任务要求 1:
在这篇关于队列与栈的文章里，作者用链表加动态内存分配实现时，malloc 出了什么问题？

DSP_TMS320F28335_队列与栈

说起队列和栈，链表+动态内存分配的方式，是比较常见的方式，最近项目下需要在dsp上面使用队列和栈两种数据结构，所有就使用链表+动态内存分配的方式实现了一下，但是调试的过程中发现运行的时候总是在动态内存分配的位置出bug，动态内存分配malloc总是分配失败，返回空指针，尝试修改cmd的配置后，也仍然没有解决问题。思来想去还是用数组的方式来实现队列和栈，结果性能出奇的稳定，所以本博客记录一下用数组实现队列和栈的代码。

参考链接：数据结构：栈和队列(Stack & Queue)【详解】-CSDN博客

参考链接：c语言底层数组的方式实现栈和队列_c语言树和队列的底层实现是什么-CSDN博客

目录

1  队列

2 栈

1  队列

queue.h

#ifndef USERPROGRAM_QUEUE_QUEUE_H_
#define USERPROGRAM_QUEUE_QUEUE_H_
 
#include 
 
#define QUEUE_MAX_SIZE 500
/*--------------- 单个Uint16队列 ---------------*/
typedef struct _queue{
    int size;
    int front;
    int rear;
    Uint16 data[QUEUE_MAX_SIZE];
} queue;
 
void queue_init(queue *q);
int enqueue(queue *q, Uint16 value);
int dequeue(queue *q, Uint16 *value);
int is_queue_empty(queue *q);
 
extern queue scib_rx_queue;
extern queue scib_tx_queue;
 
#endif /* USERPROGRAM_QUEUE_QUEUE_H_ */

queue.c 

#include 
 
queue scib_rx_queue;
queue scib_tx_queue;
 
void queue_init(queue *q){
    q->size     = 0;
    q->front    = 0;
    q->rear     = -1;
}
 
int enqueue(queue *q, Uint16 value){
    if(q->size == QUEUE_MAX_SIZE){
        return 0;
    }
    q->rear++;
    q->data[q->rear] = value;
    q->size++;
    return 1;
 
}
 
int dequeue(queue *q, Uint16 *value){
    if(q->size == 0){
        return 0;
    }
    *value = q->data[q->front];
    q->front++;
    q->size--;
 
    // 初始化 如果是实时系统里面一直用队列，初始化非常的关键
    if(q->size==0){
        q->front    = 0;
        q->rear     = -1;
    }
 
    return 1;
}
 
int is_queue_empty(queue *q){
    return (q->size==0);
}

此部分内容，用于支撑博客DSP_TMS320F28335_优秀的串口通信框架_28335串口发送多个数据-CSDN博客的小队列通信方法。具体怎么应用上述的“以数组为底层的队列”，也可以通过看这篇博客去感受。

条目摘录:
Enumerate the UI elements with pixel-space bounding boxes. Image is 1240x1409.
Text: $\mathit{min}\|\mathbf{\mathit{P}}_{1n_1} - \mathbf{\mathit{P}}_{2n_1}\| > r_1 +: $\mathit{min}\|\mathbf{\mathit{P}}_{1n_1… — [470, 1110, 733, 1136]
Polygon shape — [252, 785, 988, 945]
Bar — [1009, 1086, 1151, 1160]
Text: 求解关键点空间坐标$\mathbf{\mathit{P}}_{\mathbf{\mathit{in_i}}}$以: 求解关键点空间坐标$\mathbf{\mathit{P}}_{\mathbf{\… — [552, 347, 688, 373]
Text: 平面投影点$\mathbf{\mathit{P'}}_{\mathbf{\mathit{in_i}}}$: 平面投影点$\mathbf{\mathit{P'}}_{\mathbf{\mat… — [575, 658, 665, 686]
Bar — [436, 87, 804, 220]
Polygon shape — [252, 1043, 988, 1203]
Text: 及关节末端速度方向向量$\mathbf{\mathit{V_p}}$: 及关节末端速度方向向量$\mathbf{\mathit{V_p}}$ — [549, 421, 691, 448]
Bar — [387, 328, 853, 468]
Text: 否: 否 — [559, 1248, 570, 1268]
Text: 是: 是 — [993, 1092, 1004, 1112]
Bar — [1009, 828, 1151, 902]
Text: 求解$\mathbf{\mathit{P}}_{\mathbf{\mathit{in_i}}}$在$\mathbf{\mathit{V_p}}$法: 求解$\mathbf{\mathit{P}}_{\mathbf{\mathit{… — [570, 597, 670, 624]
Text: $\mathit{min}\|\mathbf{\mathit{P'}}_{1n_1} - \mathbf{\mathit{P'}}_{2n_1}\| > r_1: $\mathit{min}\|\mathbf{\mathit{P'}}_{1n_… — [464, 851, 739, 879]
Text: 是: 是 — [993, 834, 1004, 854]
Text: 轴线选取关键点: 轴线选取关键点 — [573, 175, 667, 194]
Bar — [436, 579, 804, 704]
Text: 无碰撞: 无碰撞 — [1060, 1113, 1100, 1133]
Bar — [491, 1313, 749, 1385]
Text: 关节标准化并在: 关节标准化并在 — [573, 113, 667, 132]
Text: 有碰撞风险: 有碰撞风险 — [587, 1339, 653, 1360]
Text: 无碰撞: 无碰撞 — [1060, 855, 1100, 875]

任务要求 2:
请把上面全部条目中的“无碰撞”替换成“安全”，重新写出这些条目，其余内容一律不变。

完整答案 1:
malloc 总是分配失败，返回空指针。

完整答案 2:
Enumerate the UI elements with pixel-space bounding boxes. Image is 1240x1409.
Text: $\mathit{min}\|\mathbf{\mathit{P}}_{1n_1} - \mathbf{\mathit{P}}_{2n_1}\| > r_1 +: $\mathit{min}\|\mathbf{\mathit{P}}_{1n_1… — [470, 1110, 733, 1136]
Polygon shape — [252, 785, 988, 945]
Bar — [1009, 1086, 1151, 1160]
Text: 求解关键点空间坐标$\mathbf{\mathit{P}}_{\mathbf{\mathit{in_i}}}$以: 求解关键点空间坐标$\mathbf{\mathit{P}}_{\mathbf{\… — [552, 347, 688, 373]
Text: 平面投影点$\mathbf{\mathit{P'}}_{\mathbf{\mathit{in_i}}}$: 平面投影点$\mathbf{\mathit{P'}}_{\mathbf{\mat… — [575, 658, 665, 686]
Bar — [436, 87, 804, 220]
Polygon shape — [252, 1043, 988, 1203]
Text: 及关节末端速度方向向量$\mathbf{\mathit{V_p}}$: 及关节末端速度方向向量$\mathbf{\mathit{V_p}}$ — [549, 421, 691, 448]
Bar — [387, 328, 853, 468]
Text: 否: 否 — [559, 1248, 570, 1268]
Text: 是: 是 — [993, 1092, 1004, 1112]
Bar — [1009, 828, 1151, 902]
Text: 求解$\mathbf{\mathit{P}}_{\mathbf{\mathit{in_i}}}$在$\mathbf{\mathit{V_p}}$法: 求解$\mathbf{\mathit{P}}_{\mathbf{\mathit{… — [570, 597, 670, 624]
Text: $\mathit{min}\|\mathbf{\mathit{P'}}_{1n_1} - \mathbf{\mathit{P'}}_{2n_1}\| > r_1: $\mathit{min}\|\mathbf{\mathit{P'}}_{1n_… — [464, 851, 739, 879]
Text: 是: 是 — [993, 834, 1004, 854]
Text: 轴线选取关键点: 轴线选取关键点 — [573, 175, 667, 194]
Bar — [436, 579, 804, 704]
Text: 安全: 安全 — [1060, 1113, 1100, 1133]
Bar — [491, 1313, 749, 1385]
Text: 关节标准化并在: 关节标准化并在 — [573, 113, 667, 132]
Text: 有碰撞风险: 有碰撞风险 — [587, 1339, 653, 1360]
Text: 安全: 安全 — [1060, 855, 1100, 875]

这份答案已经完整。